Return each line that holds the word "UrbanGlass".
# Start of DATA TO PROCESS
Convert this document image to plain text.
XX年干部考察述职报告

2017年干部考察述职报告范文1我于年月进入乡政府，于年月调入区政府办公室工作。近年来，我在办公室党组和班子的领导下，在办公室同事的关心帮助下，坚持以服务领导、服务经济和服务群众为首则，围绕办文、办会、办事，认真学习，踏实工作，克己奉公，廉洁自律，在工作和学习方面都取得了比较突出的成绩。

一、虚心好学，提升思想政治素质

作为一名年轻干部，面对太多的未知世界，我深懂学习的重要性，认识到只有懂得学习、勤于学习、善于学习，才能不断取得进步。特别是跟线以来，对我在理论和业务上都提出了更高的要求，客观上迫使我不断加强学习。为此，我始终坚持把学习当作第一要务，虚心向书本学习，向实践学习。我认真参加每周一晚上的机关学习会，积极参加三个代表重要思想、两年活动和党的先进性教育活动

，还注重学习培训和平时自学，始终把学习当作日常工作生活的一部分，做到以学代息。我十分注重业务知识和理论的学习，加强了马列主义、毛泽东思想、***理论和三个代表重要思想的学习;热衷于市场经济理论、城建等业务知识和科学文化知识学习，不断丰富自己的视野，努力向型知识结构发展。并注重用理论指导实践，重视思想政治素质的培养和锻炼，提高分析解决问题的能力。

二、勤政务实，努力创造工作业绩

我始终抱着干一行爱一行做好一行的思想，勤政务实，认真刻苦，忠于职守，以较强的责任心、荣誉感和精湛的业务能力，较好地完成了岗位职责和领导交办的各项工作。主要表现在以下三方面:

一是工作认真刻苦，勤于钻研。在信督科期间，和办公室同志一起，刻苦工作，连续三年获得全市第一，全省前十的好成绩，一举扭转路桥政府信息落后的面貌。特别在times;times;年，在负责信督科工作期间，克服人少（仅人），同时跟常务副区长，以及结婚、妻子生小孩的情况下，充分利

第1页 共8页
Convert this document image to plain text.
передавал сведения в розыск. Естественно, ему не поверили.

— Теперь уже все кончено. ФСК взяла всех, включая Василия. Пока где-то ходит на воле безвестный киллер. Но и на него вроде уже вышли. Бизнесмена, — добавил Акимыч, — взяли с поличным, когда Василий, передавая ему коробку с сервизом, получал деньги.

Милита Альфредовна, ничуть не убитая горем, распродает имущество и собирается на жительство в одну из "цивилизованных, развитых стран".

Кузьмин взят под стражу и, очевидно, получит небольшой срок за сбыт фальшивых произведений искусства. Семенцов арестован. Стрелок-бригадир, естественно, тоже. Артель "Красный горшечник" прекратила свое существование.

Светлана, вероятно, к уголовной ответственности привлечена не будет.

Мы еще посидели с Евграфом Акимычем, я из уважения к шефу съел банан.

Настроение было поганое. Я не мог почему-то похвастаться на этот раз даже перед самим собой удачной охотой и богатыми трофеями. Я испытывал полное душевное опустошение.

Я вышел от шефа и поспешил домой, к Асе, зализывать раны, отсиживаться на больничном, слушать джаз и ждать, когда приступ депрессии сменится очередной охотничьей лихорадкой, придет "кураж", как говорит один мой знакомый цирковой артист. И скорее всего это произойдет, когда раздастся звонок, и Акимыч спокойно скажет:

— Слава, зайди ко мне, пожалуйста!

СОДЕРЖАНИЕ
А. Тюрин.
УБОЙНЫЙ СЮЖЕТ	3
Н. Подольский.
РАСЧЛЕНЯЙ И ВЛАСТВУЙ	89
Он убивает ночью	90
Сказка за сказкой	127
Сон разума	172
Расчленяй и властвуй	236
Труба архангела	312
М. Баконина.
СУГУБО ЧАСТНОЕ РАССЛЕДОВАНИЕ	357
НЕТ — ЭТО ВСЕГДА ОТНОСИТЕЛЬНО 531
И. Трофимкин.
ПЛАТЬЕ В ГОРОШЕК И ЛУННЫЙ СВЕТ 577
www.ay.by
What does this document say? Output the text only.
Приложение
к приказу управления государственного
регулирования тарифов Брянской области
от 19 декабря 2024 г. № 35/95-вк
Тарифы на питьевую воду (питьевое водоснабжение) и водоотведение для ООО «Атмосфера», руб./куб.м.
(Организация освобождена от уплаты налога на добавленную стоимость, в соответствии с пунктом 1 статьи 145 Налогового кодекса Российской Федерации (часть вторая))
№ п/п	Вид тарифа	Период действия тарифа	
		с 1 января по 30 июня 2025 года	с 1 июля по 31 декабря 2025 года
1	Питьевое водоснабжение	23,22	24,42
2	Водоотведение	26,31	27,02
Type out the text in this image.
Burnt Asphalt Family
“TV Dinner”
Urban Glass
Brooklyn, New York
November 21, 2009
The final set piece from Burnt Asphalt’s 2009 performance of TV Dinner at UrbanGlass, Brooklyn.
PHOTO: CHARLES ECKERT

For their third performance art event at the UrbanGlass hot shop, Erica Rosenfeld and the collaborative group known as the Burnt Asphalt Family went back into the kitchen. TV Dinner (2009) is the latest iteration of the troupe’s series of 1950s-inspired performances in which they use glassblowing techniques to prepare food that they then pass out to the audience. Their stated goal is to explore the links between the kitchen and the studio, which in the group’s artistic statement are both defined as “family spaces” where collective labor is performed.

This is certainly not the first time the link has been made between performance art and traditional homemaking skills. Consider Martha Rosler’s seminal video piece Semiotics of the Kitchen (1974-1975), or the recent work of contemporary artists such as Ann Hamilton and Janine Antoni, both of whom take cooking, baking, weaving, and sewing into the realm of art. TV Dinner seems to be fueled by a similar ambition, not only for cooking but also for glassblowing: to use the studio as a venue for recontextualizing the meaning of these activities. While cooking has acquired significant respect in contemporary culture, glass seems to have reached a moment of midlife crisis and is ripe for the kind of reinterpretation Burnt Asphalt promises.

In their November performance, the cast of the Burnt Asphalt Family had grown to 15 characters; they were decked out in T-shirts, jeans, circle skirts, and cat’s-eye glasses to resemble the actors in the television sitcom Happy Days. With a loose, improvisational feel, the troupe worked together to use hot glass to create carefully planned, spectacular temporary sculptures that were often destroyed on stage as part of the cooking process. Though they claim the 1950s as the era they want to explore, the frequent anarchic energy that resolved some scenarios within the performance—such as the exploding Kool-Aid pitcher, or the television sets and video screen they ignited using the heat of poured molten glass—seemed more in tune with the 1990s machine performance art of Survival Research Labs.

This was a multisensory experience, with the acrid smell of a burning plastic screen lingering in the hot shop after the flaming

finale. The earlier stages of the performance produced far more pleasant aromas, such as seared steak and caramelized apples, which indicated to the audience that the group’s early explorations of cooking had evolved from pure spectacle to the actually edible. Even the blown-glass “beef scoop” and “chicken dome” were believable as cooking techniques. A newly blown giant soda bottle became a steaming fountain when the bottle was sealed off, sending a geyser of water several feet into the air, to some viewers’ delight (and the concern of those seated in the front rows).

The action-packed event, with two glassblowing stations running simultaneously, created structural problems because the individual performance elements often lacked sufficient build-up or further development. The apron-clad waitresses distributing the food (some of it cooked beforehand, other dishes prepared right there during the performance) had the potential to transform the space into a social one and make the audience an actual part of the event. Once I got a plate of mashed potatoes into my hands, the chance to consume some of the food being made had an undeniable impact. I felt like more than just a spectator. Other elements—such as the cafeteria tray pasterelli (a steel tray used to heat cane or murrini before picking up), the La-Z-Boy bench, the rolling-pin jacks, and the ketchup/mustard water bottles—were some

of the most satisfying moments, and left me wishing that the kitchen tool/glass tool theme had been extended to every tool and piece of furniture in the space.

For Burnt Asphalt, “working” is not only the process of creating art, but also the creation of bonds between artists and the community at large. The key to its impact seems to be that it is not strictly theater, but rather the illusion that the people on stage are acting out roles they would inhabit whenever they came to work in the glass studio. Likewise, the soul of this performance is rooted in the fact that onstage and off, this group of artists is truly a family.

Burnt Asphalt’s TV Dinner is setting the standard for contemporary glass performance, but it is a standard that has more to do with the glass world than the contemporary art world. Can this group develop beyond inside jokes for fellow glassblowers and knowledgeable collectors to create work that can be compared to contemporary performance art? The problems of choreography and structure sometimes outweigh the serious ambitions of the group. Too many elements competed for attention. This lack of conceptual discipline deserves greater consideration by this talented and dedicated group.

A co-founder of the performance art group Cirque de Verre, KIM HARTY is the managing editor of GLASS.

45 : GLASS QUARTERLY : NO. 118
# End of DATA TO PROCESS
### FULL ANSWER
The final set piece from Burnt Asphalt’s 2009 performance of TV Dinner at UrbanGlass, Brooklyn.
For their third performance art event at the UrbanGlass hot shop, Erica Rosenfeld and the collaborative group known as the Burnt Asphalt Family went back into the kitchen. TV Dinner (2009) is the latest iteration of the troupe’s series of 1950s-inspired performances in which they use glassblowing techniques to prepare food that they then pass out to the audience. Their stated goal is to explore the links between the kitchen and the studio, which in the group’s artistic statement are both defined as “family spaces” where collective labor is performed.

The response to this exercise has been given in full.